WHAT THIS TASK INVOLVES - Write out the material below again, unchanged.

Figure content listings:
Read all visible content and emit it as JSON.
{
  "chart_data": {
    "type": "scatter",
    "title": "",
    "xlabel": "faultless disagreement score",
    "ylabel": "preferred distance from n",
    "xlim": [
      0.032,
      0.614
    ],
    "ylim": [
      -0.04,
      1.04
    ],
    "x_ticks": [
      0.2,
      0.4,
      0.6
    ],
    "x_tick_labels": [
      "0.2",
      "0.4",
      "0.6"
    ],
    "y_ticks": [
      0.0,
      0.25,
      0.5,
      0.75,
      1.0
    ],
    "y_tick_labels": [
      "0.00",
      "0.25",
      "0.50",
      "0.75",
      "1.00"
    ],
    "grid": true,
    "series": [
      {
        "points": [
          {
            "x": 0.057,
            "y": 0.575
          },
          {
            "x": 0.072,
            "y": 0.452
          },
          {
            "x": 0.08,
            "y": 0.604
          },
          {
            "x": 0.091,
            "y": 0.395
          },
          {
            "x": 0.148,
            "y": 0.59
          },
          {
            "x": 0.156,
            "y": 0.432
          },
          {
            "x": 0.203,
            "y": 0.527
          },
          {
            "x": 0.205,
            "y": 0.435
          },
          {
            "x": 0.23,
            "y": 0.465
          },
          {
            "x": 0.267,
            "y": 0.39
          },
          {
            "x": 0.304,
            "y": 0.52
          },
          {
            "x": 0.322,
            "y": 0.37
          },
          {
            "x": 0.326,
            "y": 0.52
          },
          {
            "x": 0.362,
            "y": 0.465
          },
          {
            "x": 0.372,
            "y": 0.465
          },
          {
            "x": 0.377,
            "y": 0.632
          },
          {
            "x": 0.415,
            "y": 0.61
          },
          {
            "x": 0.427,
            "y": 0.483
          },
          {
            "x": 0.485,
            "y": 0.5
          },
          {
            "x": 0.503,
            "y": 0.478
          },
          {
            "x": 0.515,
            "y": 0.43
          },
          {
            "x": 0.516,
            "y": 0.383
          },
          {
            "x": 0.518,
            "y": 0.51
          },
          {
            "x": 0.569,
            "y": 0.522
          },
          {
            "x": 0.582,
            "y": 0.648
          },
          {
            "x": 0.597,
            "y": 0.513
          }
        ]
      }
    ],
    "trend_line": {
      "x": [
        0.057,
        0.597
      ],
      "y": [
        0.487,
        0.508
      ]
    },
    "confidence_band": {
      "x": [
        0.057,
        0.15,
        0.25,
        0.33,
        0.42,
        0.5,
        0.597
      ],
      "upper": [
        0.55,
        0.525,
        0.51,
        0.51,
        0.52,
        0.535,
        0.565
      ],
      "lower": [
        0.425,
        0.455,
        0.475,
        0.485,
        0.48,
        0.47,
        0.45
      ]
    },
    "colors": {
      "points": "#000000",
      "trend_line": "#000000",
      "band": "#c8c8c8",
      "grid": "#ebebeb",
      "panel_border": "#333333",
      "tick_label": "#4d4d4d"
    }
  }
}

RESULT -
Read all visible content and emit it as JSON.
{
  "chart_data": {
    "type": "scatter",
    "title": "",
    "xlabel": "faultless disagreement score",
    "ylabel": "preferred distance from n",
    "xlim": [
      0.032,
      0.614
    ],
    "ylim": [
      -0.04,
      1.04
    ],
    "x_ticks": [
      0.2,
      0.4,
      0.6
    ],
    "x_tick_labels": [
      "0.2",
      "0.4",
      "0.6"
    ],
    "y_ticks": [
      0.0,
      0.25,
      0.5,
      0.75,
      1.0
    ],
    "y_tick_labels": [
      "0.00",
      "0.25",
      "0.50",
      "0.75",
      "1.00"
    ],
    "grid": true,
    "series": [
      {
        "points": [
          {
            "x": 0.057,
            "y": 0.575
          },
          {
            "x": 0.072,
            "y": 0.452
          },
          {
            "x": 0.08,
            "y": 0.604
          },
          {
            "x": 0.091,
            "y": 0.395
          },
          {
            "x": 0.148,
            "y": 0.59
          },
          {
            "x": 0.156,
            "y": 0.432
          },
          {
            "x": 0.203,
            "y": 0.527
          },
          {
            "x": 0.205,
            "y": 0.435
          },
          {
            "x": 0.23,
            "y": 0.465
          },
          {
            "x": 0.267,
            "y": 0.39
          },
          {
            "x": 0.304,
            "y": 0.52
          },
          {
            "x": 0.322,
            "y": 0.37
          },
          {
            "x": 0.326,
            "y": 0.52
          },
          {
            "x": 0.362,
            "y": 0.465
          },
          {
            "x": 0.372,
            "y": 0.465
          },
          {
            "x": 0.377,
            "y": 0.632
          },
          {
            "x": 0.415,
            "y": 0.61
          },
          {
            "x": 0.427,
            "y": 0.483
          },
          {
            "x": 0.485,
            "y": 0.5
          },
          {
            "x": 0.503,
            "y": 0.478
          },
          {
            "x": 0.515,
            "y": 0.43
          },
          {
            "x": 0.516,
            "y": 0.383
          },
          {
            "x": 0.518,
            "y": 0.51
          },
          {
            "x": 0.569,
            "y": 0.522
          },
          {
            "x": 0.582,
            "y": 0.648
          },
          {
            "x": 0.597,
            "y": 0.513
          }
        ]
      }
    ],
    "trend_line": {
      "x": [
        0.057,
        0.597
      ],
      "y": [
        0.487,
        0.508
      ]
    },
    "confidence_band": {
      "x": [
        0.057,
        0.15,
        0.25,
        0.33,
        0.42,
        0.5,
        0.597
      ],
      "upper": [
        0.55,
        0.525,
        0.51,
        0.51,
        0.52,
        0.535,
        0.565
      ],
      "lower": [
        0.425,
        0.455,
        0.475,
        0.485,
        0.48,
        0.47,
        0.45
      ]
    },
    "colors": {
      "points": "#000000",
      "trend_line": "#000000",
      "band": "#c8c8c8",
      "grid": "#ebebeb",
      "panel_border": "#333333",
      "tick_label": "#4d4d4d"
    }
  }
}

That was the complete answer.